>>>>>

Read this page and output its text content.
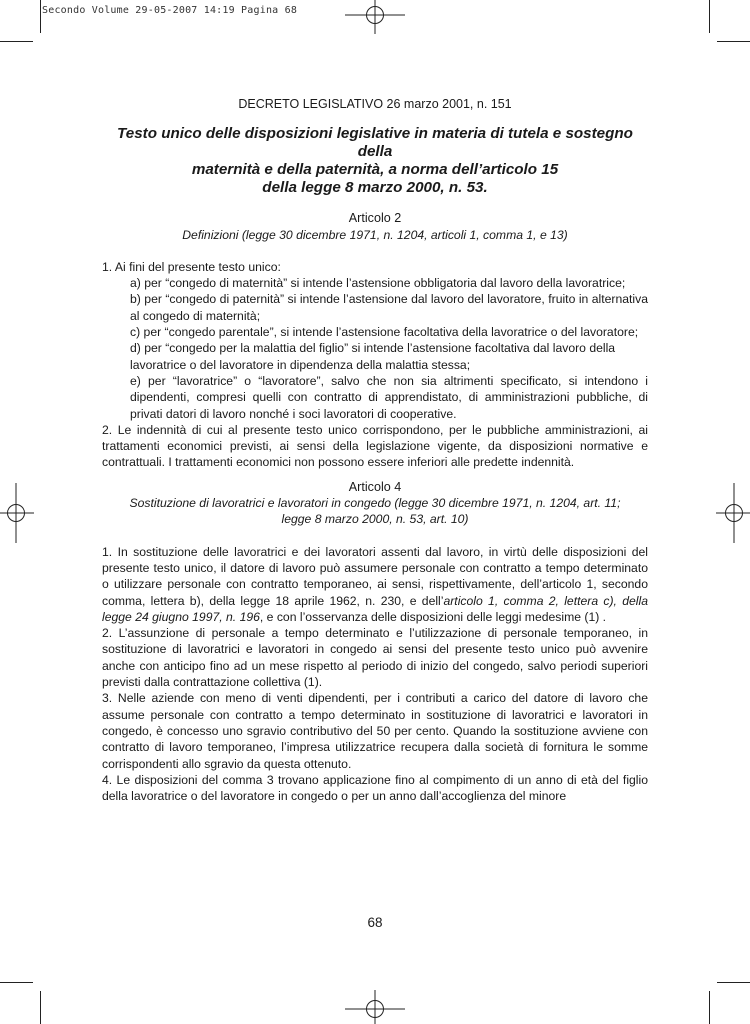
Secondo Volume 29-05-2007 14:19 Pagina 68
DECRETO LEGISLATIVO 26 marzo 2001, n. 151
Testo unico delle disposizioni legislative in materia di tutela e sostegno della
maternità e della paternità, a norma dell’articolo 15
della legge 8 marzo 2000, n. 53.
Articolo 2
Definizioni (legge 30 dicembre 1971, n. 1204, articoli 1, comma 1, e 13)

1. Ai fini del presente testo unico:

a) per “congedo di maternità” si intende l’astensione obbligatoria dal lavoro della lavoratrice;

b) per “congedo di paternità” si intende l’astensione dal lavoro del lavoratore, fruito in alternativa al congedo di maternità;

c) per “congedo parentale”, si intende l’astensione facoltativa della lavoratrice o del lavoratore;

d) per “congedo per la malattia del figlio” si intende l’astensione facoltativa dal lavoro della

lavoratrice o del lavoratore in dipendenza della malattia stessa;

e) per “lavoratrice” o “lavoratore”, salvo che non sia altrimenti specificato, si intendono i dipendenti, compresi quelli con contratto di apprendistato, di amministrazioni pubbliche, di privati datori di lavoro nonché i soci lavoratori di cooperative.

2. Le indennità di cui al presente testo unico corrispondono, per le pubbliche amministrazioni, ai trattamenti economici previsti, ai sensi della legislazione vigente, da disposizioni normative e contrattuali. I trattamenti economici non possono essere inferiori alle predette indennità.

Articolo 4
Sostituzione di lavoratrici e lavoratori in congedo (legge 30 dicembre 1971, n. 1204, art. 11;
legge 8 marzo 2000, n. 53, art. 10)

1. In sostituzione delle lavoratrici e dei lavoratori assenti dal lavoro, in virtù delle disposizioni del presente testo unico, il datore di lavoro può assumere personale con contratto a tempo determinato o utilizzare personale con contratto temporaneo, ai sensi, rispettivamente, dell’articolo 1, secondo comma, lettera b), della legge 18 aprile 1962, n. 230, e dell’articolo 1, comma 2, lettera c), della legge 24 giugno 1997, n. 196, e con l’osservanza delle disposizioni delle leggi medesime (1) .

2. L’assunzione di personale a tempo determinato e l’utilizzazione di personale temporaneo, in sostituzione di lavoratrici e lavoratori in congedo ai sensi del presente testo unico può avvenire anche con anticipo fino ad un mese rispetto al periodo di inizio del congedo, salvo periodi superiori previsti dalla contrattazione collettiva (1).

3. Nelle aziende con meno di venti dipendenti, per i contributi a carico del datore di lavoro che assume personale con contratto a tempo determinato in sostituzione di lavoratrici e lavoratori in congedo, è concesso uno sgravio contributivo del 50 per cento. Quando la sostituzione avviene con contratto di lavoro temporaneo, l’impresa utilizzatrice recupera dalla società di fornitura le somme corrispondenti allo sgravio da questa ottenuto.

4. Le disposizioni del comma 3 trovano applicazione fino al compimento di un anno di età del figlio della lavoratrice o del lavoratore in congedo o per un anno dall’accoglienza del minore

68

<<<<<

WHAT IS NEEDED:
Set the data above down again exactly as given, with no pictures.

THE SOLUTION:
Read this page and output its text content.
Secondo Volume 29-05-2007 14:19 Pagina 68
DECRETO LEGISLATIVO 26 marzo 2001, n. 151
Testo unico delle disposizioni legislative in materia di tutela e sostegno della
maternità e della paternità, a norma dell’articolo 15
della legge 8 marzo 2000, n. 53.
Articolo 2
Definizioni (legge 30 dicembre 1971, n. 1204, articoli 1, comma 1, e 13)

1. Ai fini del presente testo unico:

a) per “congedo di maternità” si intende l’astensione obbligatoria dal lavoro della lavoratrice;

b) per “congedo di paternità” si intende l’astensione dal lavoro del lavoratore, fruito in alternativa al congedo di maternità;

c) per “congedo parentale”, si intende l’astensione facoltativa della lavoratrice o del lavoratore;

d) per “congedo per la malattia del figlio” si intende l’astensione facoltativa dal lavoro della

lavoratrice o del lavoratore in dipendenza della malattia stessa;

e) per “lavoratrice” o “lavoratore”, salvo che non sia altrimenti specificato, si intendono i dipendenti, compresi quelli con contratto di apprendistato, di amministrazioni pubbliche, di privati datori di lavoro nonché i soci lavoratori di cooperative.

2. Le indennità di cui al presente testo unico corrispondono, per le pubbliche amministrazioni, ai trattamenti economici previsti, ai sensi della legislazione vigente, da disposizioni normative e contrattuali. I trattamenti economici non possono essere inferiori alle predette indennità.

Articolo 4
Sostituzione di lavoratrici e lavoratori in congedo (legge 30 dicembre 1971, n. 1204, art. 11;
legge 8 marzo 2000, n. 53, art. 10)

1. In sostituzione delle lavoratrici e dei lavoratori assenti dal lavoro, in virtù delle disposizioni del presente testo unico, il datore di lavoro può assumere personale con contratto a tempo determinato o utilizzare personale con contratto temporaneo, ai sensi, rispettivamente, dell’articolo 1, secondo comma, lettera b), della legge 18 aprile 1962, n. 230, e dell’articolo 1, comma 2, lettera c), della legge 24 giugno 1997, n. 196, e con l’osservanza delle disposizioni delle leggi medesime (1) .

2. L’assunzione di personale a tempo determinato e l’utilizzazione di personale temporaneo, in sostituzione di lavoratrici e lavoratori in congedo ai sensi del presente testo unico può avvenire anche con anticipo fino ad un mese rispetto al periodo di inizio del congedo, salvo periodi superiori previsti dalla contrattazione collettiva (1).

3. Nelle aziende con meno di venti dipendenti, per i contributi a carico del datore di lavoro che assume personale con contratto a tempo determinato in sostituzione di lavoratrici e lavoratori in congedo, è concesso uno sgravio contributivo del 50 per cento. Quando la sostituzione avviene con contratto di lavoro temporaneo, l’impresa utilizzatrice recupera dalla società di fornitura le somme corrispondenti allo sgravio da questa ottenuto.

4. Le disposizioni del comma 3 trovano applicazione fino al compimento di un anno di età del figlio della lavoratrice o del lavoratore in congedo o per un anno dall’accoglienza del minore

68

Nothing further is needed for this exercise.